Supplied data >>
***
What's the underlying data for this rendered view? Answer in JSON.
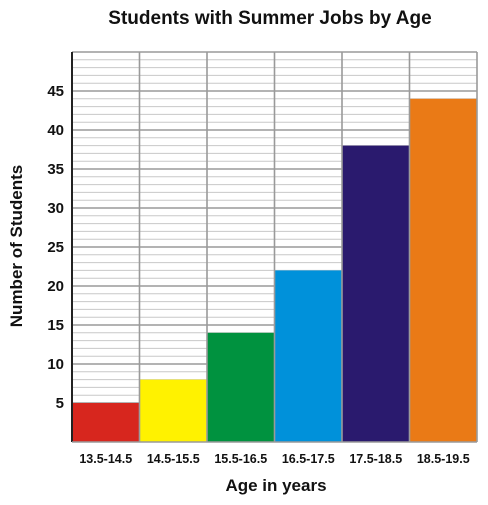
{
  "chart_data": {
    "type": "bar",
    "title": "Students with Summer Jobs by Age",
    "xlabel": "Age in years",
    "ylabel": "Number of Students",
    "categories": [
      "13.5-14.5",
      "14.5-15.5",
      "15.5-16.5",
      "16.5-17.5",
      "17.5-18.5",
      "18.5-19.5"
    ],
    "values": [
      5,
      8,
      14,
      22,
      38,
      44
    ],
    "colors": [
      "#d7261e",
      "#fff200",
      "#00923f",
      "#0091da",
      "#2a1a6e",
      "#ea7a16"
    ],
    "ylim": [
      0,
      50
    ],
    "yticks": [
      5,
      10,
      15,
      20,
      25,
      30,
      35,
      40,
      45
    ],
    "grid": true
  }
}
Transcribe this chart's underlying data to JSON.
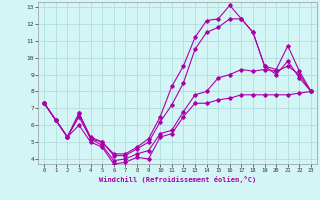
{
  "xlabel": "Windchill (Refroidissement éolien,°C)",
  "xlim": [
    -0.5,
    23.5
  ],
  "ylim": [
    3.7,
    13.3
  ],
  "xticks": [
    0,
    1,
    2,
    3,
    4,
    5,
    6,
    7,
    8,
    9,
    10,
    11,
    12,
    13,
    14,
    15,
    16,
    17,
    18,
    19,
    20,
    21,
    22,
    23
  ],
  "yticks": [
    4,
    5,
    6,
    7,
    8,
    9,
    10,
    11,
    12,
    13
  ],
  "background_color": "#d4f5f5",
  "grid_color": "#b0dede",
  "line_color": "#aa00aa",
  "lines": [
    {
      "x": [
        0,
        1,
        2,
        3,
        4,
        5,
        6,
        7,
        8,
        9,
        10,
        11,
        12,
        13,
        14,
        15,
        16,
        17,
        18,
        19,
        20,
        21,
        22,
        23
      ],
      "y": [
        7.3,
        6.3,
        5.3,
        6.0,
        5.0,
        4.7,
        3.7,
        3.8,
        4.1,
        4.0,
        5.3,
        5.5,
        6.5,
        7.3,
        7.3,
        7.5,
        7.6,
        7.8,
        7.8,
        7.8,
        7.8,
        7.8,
        7.9,
        8.0
      ]
    },
    {
      "x": [
        0,
        1,
        2,
        3,
        4,
        5,
        6,
        7,
        8,
        9,
        10,
        11,
        12,
        13,
        14,
        15,
        16,
        17,
        18,
        19,
        20,
        21,
        22,
        23
      ],
      "y": [
        7.3,
        6.3,
        5.3,
        6.7,
        5.3,
        5.0,
        4.3,
        4.3,
        4.7,
        5.2,
        6.5,
        8.3,
        9.5,
        11.2,
        12.2,
        12.3,
        13.1,
        12.3,
        11.5,
        9.5,
        9.3,
        10.7,
        9.2,
        8.0
      ]
    },
    {
      "x": [
        0,
        1,
        2,
        3,
        4,
        5,
        6,
        7,
        8,
        9,
        10,
        11,
        12,
        13,
        14,
        15,
        16,
        17,
        18,
        19,
        20,
        21,
        22,
        23
      ],
      "y": [
        7.3,
        6.3,
        5.3,
        6.5,
        5.2,
        4.8,
        3.9,
        4.0,
        4.3,
        4.5,
        5.5,
        5.7,
        6.8,
        7.8,
        8.0,
        8.8,
        9.0,
        9.3,
        9.2,
        9.3,
        9.2,
        9.5,
        9.0,
        8.0
      ]
    },
    {
      "x": [
        0,
        1,
        2,
        3,
        4,
        5,
        6,
        7,
        8,
        9,
        10,
        11,
        12,
        13,
        14,
        15,
        16,
        17,
        18,
        19,
        20,
        21,
        22,
        23
      ],
      "y": [
        7.3,
        6.3,
        5.3,
        6.7,
        5.2,
        5.0,
        4.2,
        4.2,
        4.6,
        5.0,
        6.2,
        7.2,
        8.5,
        10.5,
        11.5,
        11.8,
        12.3,
        12.3,
        11.5,
        9.5,
        9.0,
        9.8,
        8.8,
        8.0
      ]
    }
  ]
}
***
Job >>
Sift through the entries and copy every line with "this".

Worked answer >>
What's the underlying data for this rendered view? Answer in JSON.
Transcribe this chart's underlying data to JSON.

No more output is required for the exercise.